:: Entries provided ::
□ □ □ □

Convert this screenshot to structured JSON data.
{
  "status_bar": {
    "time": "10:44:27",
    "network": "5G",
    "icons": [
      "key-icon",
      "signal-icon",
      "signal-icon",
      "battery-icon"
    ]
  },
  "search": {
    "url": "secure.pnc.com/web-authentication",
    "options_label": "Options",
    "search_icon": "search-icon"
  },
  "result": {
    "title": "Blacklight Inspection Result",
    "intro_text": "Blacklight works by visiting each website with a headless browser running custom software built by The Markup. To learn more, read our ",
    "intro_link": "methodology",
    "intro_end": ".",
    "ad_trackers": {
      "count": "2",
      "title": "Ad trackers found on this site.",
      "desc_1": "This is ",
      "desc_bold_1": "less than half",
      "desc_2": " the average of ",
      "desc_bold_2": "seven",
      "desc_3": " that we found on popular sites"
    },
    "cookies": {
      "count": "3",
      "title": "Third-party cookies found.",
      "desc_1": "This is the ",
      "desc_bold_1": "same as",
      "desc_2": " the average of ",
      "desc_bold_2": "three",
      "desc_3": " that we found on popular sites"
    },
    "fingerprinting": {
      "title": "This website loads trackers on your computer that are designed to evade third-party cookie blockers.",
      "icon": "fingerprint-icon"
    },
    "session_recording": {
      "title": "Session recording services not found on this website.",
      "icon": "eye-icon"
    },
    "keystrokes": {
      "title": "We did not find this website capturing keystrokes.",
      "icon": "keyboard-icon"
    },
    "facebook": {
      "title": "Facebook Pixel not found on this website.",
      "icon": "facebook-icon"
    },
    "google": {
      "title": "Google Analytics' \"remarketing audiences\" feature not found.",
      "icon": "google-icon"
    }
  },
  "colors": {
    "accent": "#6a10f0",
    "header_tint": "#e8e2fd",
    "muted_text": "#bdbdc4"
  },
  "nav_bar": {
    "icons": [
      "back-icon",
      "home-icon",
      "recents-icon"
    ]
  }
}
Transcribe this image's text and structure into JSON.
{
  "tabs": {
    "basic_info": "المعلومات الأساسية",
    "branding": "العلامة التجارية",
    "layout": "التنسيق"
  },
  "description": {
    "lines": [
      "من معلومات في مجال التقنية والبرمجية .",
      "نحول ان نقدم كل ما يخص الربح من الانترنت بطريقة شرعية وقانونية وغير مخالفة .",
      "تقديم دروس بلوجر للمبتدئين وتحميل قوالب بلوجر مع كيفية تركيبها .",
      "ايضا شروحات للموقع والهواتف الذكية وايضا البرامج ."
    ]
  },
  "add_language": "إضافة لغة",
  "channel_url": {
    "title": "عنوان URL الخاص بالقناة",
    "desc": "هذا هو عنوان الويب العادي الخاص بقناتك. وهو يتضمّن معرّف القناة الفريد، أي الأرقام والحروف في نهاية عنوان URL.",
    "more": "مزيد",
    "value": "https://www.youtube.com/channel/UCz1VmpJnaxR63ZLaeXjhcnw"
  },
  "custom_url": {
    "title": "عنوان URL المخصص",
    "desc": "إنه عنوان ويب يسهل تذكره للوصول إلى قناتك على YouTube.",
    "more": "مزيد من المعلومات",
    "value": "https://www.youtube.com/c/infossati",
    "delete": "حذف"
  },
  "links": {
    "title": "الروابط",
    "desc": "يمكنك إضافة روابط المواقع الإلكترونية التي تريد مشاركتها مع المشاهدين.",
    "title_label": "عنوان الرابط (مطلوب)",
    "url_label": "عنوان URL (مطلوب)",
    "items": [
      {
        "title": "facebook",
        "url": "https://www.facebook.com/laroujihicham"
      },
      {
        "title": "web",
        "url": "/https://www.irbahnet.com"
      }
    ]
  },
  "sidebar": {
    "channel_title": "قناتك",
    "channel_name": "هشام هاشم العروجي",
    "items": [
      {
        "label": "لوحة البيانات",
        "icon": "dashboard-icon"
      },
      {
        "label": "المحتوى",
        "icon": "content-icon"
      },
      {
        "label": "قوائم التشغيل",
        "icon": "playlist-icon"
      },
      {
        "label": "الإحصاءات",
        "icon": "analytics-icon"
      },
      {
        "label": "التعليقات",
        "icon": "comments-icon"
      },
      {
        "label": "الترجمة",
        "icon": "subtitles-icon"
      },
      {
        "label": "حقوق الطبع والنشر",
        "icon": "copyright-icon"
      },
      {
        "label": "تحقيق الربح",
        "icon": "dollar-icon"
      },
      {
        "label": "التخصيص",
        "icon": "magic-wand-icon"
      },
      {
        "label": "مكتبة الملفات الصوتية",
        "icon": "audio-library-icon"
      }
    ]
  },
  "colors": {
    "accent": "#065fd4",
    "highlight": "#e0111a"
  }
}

□ □ □ □

:: Aim of the exercise ::
Return each entry from the material above exactly as it appears.

:: Task result ::
Convert this screenshot to structured JSON data.
{
  "status_bar": {
    "time": "10:44:27",
    "network": "5G",
    "icons": [
      "key-icon",
      "signal-icon",
      "signal-icon",
      "battery-icon"
    ]
  },
  "search": {
    "url": "secure.pnc.com/web-authentication",
    "options_label": "Options",
    "search_icon": "search-icon"
  },
  "result": {
    "title": "Blacklight Inspection Result",
    "intro_text": "Blacklight works by visiting each website with a headless browser running custom software built by The Markup. To learn more, read our ",
    "intro_link": "methodology",
    "intro_end": ".",
    "ad_trackers": {
      "count": "2",
      "title": "Ad trackers found on this site.",
      "desc_1": "This is ",
      "desc_bold_1": "less than half",
      "desc_2": " the average of ",
      "desc_bold_2": "seven",
      "desc_3": " that we found on popular sites"
    },
    "cookies": {
      "count": "3",
      "title": "Third-party cookies found.",
      "desc_1": "This is the ",
      "desc_bold_1": "same as",
      "desc_2": " the average of ",
      "desc_bold_2": "three",
      "desc_3": " that we found on popular sites"
    },
    "fingerprinting": {
      "title": "This website loads trackers on your computer that are designed to evade third-party cookie blockers.",
      "icon": "fingerprint-icon"
    },
    "session_recording": {
      "title": "Session recording services not found on this website.",
      "icon": "eye-icon"
    },
    "keystrokes": {
      "title": "We did not find this website capturing keystrokes.",
      "icon": "keyboard-icon"
    },
    "facebook": {
      "title": "Facebook Pixel not found on this website.",
      "icon": "facebook-icon"
    },
    "google": {
      "title": "Google Analytics' \"remarketing audiences\" feature not found.",
      "icon": "google-icon"
    }
  },
  "colors": {
    "accent": "#6a10f0",
    "header_tint": "#e8e2fd",
    "muted_text": "#bdbdc4"
  },
  "nav_bar": {
    "icons": [
      "back-icon",
      "home-icon",
      "recents-icon"
    ]
  }
}
Transcribe this image's text and structure into JSON.
{
  "tabs": {
    "basic_info": "المعلومات الأساسية",
    "branding": "العلامة التجارية",
    "layout": "التنسيق"
  },
  "description": {
    "lines": [
      "من معلومات في مجال التقنية والبرمجية .",
      "نحول ان نقدم كل ما يخص الربح من الانترنت بطريقة شرعية وقانونية وغير مخالفة .",
      "تقديم دروس بلوجر للمبتدئين وتحميل قوالب بلوجر مع كيفية تركيبها .",
      "ايضا شروحات للموقع والهواتف الذكية وايضا البرامج ."
    ]
  },
  "add_language": "إضافة لغة",
  "channel_url": {
    "title": "عنوان URL الخاص بالقناة",
    "desc": "هذا هو عنوان الويب العادي الخاص بقناتك. وهو يتضمّن معرّف القناة الفريد، أي الأرقام والحروف في نهاية عنوان URL.",
    "more": "مزيد",
    "value": "https://www.youtube.com/channel/UCz1VmpJnaxR63ZLaeXjhcnw"
  },
  "custom_url": {
    "title": "عنوان URL المخصص",
    "desc": "إنه عنوان ويب يسهل تذكره للوصول إلى قناتك على YouTube.",
    "more": "مزيد من المعلومات",
    "value": "https://www.youtube.com/c/infossati",
    "delete": "حذف"
  },
  "links": {
    "title": "الروابط",
    "desc": "يمكنك إضافة روابط المواقع الإلكترونية التي تريد مشاركتها مع المشاهدين.",
    "title_label": "عنوان الرابط (مطلوب)",
    "url_label": "عنوان URL (مطلوب)",
    "items": [
      {
        "title": "facebook",
        "url": "https://www.facebook.com/laroujihicham"
      },
      {
        "title": "web",
        "url": "/https://www.irbahnet.com"
      }
    ]
  },
  "sidebar": {
    "channel_title": "قناتك",
    "channel_name": "هشام هاشم العروجي",
    "items": [
      {
        "label": "لوحة البيانات",
        "icon": "dashboard-icon"
      },
      {
        "label": "المحتوى",
        "icon": "content-icon"
      },
      {
        "label": "قوائم التشغيل",
        "icon": "playlist-icon"
      },
      {
        "label": "الإحصاءات",
        "icon": "analytics-icon"
      },
      {
        "label": "التعليقات",
        "icon": "comments-icon"
      },
      {
        "label": "الترجمة",
        "icon": "subtitles-icon"
      },
      {
        "label": "حقوق الطبع والنشر",
        "icon": "copyright-icon"
      },
      {
        "label": "تحقيق الربح",
        "icon": "dollar-icon"
      },
      {
        "label": "التخصيص",
        "icon": "magic-wand-icon"
      },
      {
        "label": "مكتبة الملفات الصوتية",
        "icon": "audio-library-icon"
      }
    ]
  },
  "colors": {
    "accent": "#065fd4",
    "highlight": "#e0111a"
  }
}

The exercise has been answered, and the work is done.